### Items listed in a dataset
◇ ◇ ◇ ◇
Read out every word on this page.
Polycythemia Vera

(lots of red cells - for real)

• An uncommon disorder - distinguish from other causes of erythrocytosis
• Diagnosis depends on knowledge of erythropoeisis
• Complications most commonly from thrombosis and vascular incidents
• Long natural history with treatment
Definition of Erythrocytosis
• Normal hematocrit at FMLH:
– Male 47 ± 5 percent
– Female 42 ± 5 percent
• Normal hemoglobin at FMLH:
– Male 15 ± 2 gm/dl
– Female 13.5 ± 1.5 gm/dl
◇ ◇ ◇ ◇
### Work to be completed
Set down the entries again, exactly as they stand above.

### Task result
Read out every word on this page.
Polycythemia Vera

(lots of red cells - for real)

• An uncommon disorder - distinguish from other causes of erythrocytosis
• Diagnosis depends on knowledge of erythropoeisis
• Complications most commonly from thrombosis and vascular incidents
• Long natural history with treatment
Definition of Erythrocytosis
• Normal hematocrit at FMLH:
– Male 47 ± 5 percent
– Female 42 ± 5 percent
• Normal hemoglobin at FMLH:
– Male 15 ± 2 gm/dl
– Female 13.5 ± 1.5 gm/dl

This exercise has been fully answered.